Raw data start

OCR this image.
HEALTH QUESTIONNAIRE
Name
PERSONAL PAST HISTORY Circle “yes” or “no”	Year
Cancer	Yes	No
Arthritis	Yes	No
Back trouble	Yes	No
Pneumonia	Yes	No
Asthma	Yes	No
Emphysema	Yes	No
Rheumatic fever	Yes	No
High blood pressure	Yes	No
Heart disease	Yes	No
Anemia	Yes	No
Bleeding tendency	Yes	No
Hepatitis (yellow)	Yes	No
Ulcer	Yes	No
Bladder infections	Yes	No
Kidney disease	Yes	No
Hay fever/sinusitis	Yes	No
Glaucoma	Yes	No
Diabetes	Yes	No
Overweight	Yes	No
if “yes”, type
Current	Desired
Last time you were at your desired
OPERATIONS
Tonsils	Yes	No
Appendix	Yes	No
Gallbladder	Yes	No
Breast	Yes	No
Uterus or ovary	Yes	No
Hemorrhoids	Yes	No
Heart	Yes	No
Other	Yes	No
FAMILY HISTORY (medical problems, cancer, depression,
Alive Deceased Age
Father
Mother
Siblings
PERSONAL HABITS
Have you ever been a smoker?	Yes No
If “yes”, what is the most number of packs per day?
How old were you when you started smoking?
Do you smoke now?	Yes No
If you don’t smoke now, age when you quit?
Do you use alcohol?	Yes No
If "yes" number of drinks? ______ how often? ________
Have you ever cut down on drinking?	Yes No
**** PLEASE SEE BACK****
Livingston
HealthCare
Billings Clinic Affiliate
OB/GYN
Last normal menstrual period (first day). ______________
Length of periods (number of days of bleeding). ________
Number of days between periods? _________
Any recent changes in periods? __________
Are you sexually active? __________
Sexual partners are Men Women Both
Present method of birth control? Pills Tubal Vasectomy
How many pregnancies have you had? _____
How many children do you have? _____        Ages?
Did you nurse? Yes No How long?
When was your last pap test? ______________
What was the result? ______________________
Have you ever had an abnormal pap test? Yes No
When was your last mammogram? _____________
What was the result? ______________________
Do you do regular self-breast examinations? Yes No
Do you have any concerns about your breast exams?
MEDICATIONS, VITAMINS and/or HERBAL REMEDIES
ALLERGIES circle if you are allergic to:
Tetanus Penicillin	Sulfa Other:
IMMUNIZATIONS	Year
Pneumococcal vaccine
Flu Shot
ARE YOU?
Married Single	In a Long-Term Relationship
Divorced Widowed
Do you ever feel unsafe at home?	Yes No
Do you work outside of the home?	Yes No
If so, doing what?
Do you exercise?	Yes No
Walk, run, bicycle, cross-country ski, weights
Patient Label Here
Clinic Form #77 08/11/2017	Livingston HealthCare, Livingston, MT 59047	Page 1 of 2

Raw data end

Pick out each line in the material containing "home".

Do you ever feel unsafe at home?	Yes No
Do you work outside of the home?	Yes No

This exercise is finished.